# [Challenge]
Your task is to give the number of lines in the listing that include "Renamed", and nothing else.

--- begin ---

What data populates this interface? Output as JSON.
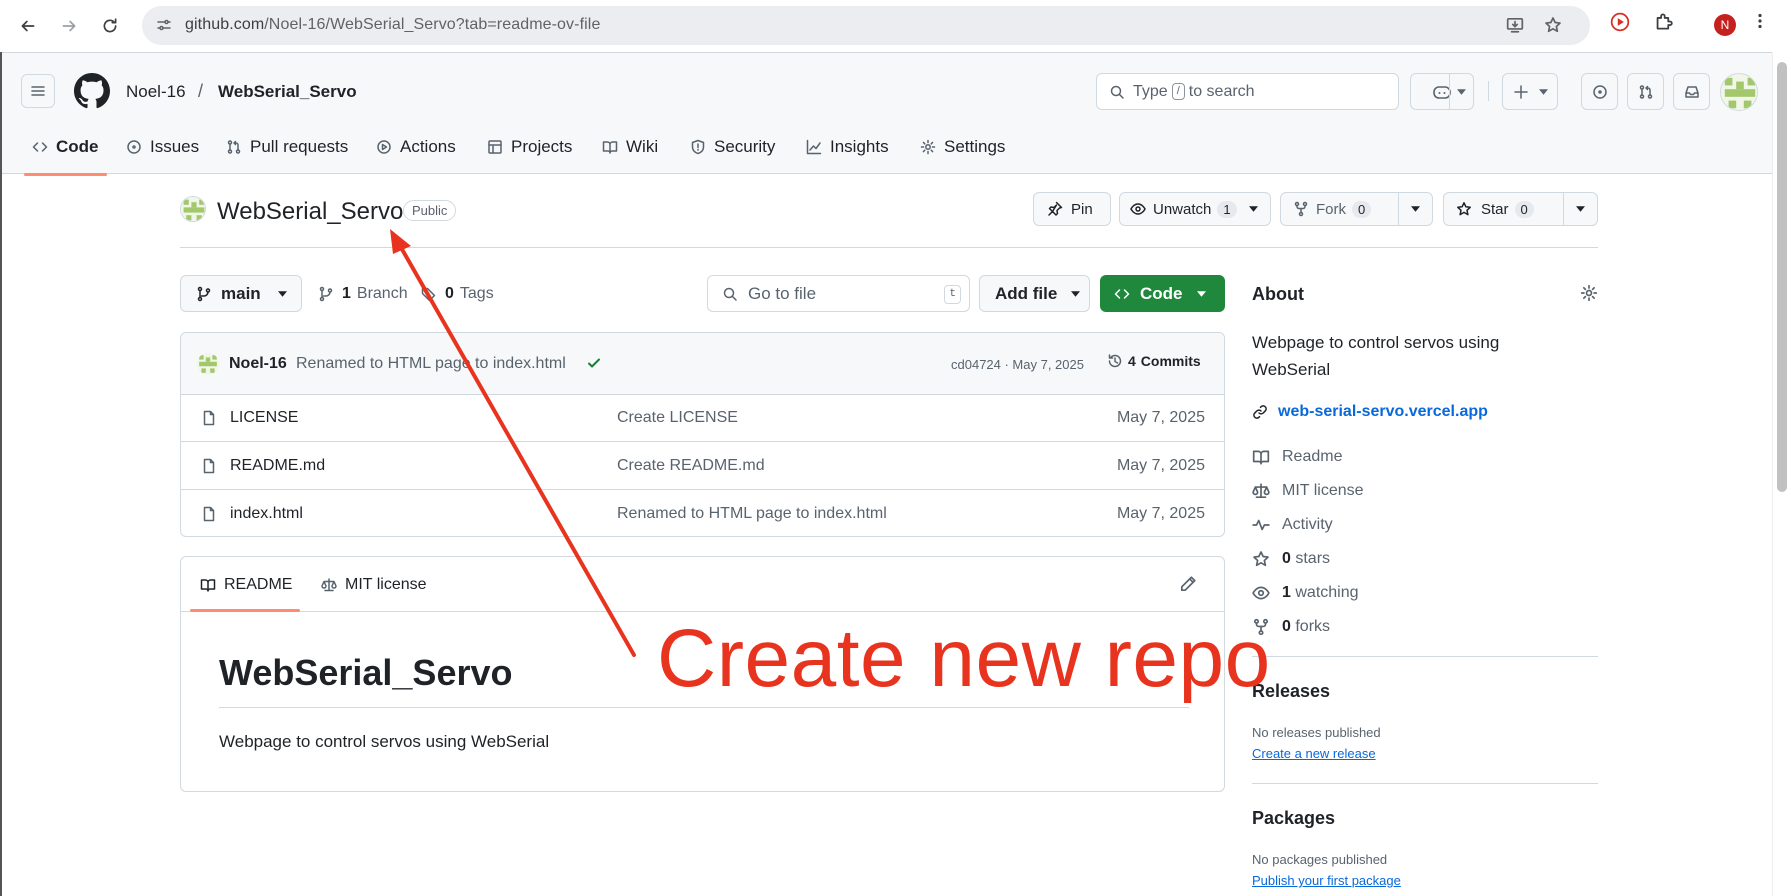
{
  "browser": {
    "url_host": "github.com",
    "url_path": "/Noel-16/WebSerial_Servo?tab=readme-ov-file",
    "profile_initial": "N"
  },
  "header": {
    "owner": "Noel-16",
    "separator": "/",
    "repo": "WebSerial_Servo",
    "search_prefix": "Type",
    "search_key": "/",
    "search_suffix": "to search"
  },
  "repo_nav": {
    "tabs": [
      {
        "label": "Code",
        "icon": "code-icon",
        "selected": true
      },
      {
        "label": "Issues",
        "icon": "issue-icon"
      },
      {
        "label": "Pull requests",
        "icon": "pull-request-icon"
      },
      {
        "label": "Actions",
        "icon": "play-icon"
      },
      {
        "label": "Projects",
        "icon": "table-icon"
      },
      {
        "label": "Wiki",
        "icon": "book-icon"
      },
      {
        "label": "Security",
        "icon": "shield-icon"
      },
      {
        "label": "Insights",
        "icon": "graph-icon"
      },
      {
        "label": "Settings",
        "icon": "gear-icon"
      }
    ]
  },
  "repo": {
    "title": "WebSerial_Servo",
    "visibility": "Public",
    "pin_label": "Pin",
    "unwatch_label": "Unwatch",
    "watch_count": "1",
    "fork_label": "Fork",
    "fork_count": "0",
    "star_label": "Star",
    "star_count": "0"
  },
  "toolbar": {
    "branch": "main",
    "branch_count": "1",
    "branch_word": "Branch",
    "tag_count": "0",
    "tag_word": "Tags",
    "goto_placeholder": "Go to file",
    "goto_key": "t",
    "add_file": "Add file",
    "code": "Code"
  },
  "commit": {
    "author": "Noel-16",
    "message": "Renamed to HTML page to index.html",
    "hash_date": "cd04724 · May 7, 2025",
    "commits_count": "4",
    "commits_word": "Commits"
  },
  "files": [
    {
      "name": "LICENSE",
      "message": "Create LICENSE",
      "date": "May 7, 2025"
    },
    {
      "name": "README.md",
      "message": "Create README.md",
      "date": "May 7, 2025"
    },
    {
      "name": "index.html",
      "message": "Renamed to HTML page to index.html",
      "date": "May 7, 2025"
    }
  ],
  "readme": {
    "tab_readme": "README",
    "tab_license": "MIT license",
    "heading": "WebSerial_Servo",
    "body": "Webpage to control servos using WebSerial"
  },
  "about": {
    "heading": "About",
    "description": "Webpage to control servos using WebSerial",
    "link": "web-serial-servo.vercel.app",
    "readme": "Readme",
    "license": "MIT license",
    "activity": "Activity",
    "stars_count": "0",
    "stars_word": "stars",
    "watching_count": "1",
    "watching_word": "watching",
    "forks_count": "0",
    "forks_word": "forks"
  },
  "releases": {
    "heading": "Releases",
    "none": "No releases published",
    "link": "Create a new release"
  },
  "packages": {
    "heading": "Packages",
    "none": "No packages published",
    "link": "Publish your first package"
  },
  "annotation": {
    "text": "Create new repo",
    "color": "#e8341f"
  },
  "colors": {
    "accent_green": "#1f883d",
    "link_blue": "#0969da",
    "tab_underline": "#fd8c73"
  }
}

--- end ---

# [Solution to this task]
2